Dataset items:
▬▬▬▬▬▬▬▬▬▬

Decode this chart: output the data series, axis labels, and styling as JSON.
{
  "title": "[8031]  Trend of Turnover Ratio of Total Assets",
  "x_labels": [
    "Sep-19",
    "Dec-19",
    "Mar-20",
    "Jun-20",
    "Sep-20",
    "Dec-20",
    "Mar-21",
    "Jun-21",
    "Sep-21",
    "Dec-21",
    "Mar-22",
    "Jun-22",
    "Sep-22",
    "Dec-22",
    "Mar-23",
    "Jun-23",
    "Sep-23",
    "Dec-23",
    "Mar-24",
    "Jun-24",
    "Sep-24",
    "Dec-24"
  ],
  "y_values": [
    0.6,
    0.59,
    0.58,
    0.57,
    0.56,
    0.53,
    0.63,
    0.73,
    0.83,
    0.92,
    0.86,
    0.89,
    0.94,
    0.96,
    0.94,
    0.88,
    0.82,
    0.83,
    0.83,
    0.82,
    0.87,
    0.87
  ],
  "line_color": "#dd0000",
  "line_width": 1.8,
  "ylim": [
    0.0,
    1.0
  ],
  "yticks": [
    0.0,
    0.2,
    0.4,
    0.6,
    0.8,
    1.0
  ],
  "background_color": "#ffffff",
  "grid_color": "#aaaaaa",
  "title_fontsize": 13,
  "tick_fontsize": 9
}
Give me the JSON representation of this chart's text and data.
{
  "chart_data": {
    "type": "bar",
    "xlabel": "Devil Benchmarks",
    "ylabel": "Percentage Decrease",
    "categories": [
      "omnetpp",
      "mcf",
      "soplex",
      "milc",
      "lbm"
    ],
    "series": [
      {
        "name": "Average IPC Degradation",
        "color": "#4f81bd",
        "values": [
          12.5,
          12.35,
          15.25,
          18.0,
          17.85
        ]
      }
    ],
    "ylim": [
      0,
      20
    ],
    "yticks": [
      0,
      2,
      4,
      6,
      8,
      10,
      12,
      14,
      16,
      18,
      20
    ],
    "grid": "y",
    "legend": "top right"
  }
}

▬▬▬▬▬▬▬▬▬▬

GIVEN TASK.
What number of lines in the records contain the word "JSON"? Answer with that number alone.

SOLUTION FOR THIS PROBLEM.
2